- **WRITTEN REQUEST**: Extract from the listing each line in which the word "true" appears.

- **DATA TO USE**:
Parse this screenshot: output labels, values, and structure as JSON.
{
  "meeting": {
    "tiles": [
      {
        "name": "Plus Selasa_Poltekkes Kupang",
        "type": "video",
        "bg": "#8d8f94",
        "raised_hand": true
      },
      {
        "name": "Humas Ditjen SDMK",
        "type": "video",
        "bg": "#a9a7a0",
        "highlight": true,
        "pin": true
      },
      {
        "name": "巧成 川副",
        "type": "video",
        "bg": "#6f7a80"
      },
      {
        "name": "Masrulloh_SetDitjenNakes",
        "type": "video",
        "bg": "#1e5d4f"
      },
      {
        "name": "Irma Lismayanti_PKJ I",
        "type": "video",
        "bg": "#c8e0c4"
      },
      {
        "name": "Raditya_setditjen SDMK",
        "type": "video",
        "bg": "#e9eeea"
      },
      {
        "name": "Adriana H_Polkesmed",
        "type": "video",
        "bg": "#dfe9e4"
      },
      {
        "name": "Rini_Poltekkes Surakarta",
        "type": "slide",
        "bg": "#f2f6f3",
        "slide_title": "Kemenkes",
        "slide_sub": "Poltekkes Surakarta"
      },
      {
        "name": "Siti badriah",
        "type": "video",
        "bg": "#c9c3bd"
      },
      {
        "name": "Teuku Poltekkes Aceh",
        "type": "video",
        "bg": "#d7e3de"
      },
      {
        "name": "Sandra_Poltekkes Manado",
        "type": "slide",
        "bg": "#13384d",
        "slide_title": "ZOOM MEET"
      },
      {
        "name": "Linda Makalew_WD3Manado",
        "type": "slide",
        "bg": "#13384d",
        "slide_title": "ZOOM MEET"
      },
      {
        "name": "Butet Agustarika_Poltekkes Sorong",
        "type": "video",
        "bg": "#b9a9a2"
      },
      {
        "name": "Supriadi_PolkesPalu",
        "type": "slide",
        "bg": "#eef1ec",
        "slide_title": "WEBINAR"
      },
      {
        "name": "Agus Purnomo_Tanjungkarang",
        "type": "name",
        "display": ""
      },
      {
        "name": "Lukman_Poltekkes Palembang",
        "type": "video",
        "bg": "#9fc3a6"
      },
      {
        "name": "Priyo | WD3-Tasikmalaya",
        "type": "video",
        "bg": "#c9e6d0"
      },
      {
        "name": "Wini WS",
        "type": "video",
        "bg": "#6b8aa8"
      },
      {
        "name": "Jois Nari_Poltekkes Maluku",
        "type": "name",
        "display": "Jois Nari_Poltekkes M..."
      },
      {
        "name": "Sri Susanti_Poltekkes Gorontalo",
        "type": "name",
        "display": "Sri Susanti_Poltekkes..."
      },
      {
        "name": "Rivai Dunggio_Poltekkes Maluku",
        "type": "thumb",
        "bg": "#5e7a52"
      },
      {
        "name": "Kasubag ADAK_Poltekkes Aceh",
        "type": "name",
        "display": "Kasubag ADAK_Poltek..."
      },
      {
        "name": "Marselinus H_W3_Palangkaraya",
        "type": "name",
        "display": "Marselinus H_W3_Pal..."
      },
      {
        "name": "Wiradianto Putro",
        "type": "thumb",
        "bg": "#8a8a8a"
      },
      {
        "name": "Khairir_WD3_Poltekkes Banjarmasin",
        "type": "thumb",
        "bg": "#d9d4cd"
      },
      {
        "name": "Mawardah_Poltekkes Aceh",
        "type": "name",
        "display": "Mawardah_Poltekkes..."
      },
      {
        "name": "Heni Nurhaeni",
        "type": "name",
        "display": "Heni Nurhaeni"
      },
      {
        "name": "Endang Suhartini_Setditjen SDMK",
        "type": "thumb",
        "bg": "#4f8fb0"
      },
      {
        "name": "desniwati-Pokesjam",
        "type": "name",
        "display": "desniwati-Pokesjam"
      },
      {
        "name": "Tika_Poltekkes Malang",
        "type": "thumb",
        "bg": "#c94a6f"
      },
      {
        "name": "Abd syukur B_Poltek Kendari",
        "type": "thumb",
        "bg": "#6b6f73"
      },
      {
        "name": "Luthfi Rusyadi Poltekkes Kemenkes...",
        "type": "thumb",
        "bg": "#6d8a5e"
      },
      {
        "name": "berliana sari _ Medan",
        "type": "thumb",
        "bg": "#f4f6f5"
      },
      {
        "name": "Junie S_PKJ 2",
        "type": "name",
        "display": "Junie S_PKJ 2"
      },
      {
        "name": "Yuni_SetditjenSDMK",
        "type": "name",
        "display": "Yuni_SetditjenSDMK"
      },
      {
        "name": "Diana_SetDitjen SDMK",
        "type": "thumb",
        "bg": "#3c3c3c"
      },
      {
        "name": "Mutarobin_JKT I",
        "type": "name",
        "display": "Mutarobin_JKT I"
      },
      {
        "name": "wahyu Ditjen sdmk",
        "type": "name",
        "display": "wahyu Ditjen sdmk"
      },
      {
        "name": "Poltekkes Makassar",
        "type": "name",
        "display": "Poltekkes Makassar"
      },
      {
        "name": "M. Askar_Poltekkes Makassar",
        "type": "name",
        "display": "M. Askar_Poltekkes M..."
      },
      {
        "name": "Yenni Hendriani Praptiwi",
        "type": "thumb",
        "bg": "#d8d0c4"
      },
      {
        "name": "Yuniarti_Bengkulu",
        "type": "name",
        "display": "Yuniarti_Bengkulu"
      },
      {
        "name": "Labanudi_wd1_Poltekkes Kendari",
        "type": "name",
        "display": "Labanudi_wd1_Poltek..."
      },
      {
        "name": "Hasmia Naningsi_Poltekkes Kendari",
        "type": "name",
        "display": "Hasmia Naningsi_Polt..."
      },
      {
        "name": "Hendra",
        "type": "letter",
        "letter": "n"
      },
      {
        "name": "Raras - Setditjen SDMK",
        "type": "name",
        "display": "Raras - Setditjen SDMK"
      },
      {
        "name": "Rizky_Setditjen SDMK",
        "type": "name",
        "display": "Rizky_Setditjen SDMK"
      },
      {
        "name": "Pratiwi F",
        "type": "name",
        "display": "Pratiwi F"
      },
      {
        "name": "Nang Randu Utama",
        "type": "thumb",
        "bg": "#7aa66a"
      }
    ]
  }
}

- **RESPONSE BELOW**:
        "raised_hand": true
        "highlight": true,
        "pin": true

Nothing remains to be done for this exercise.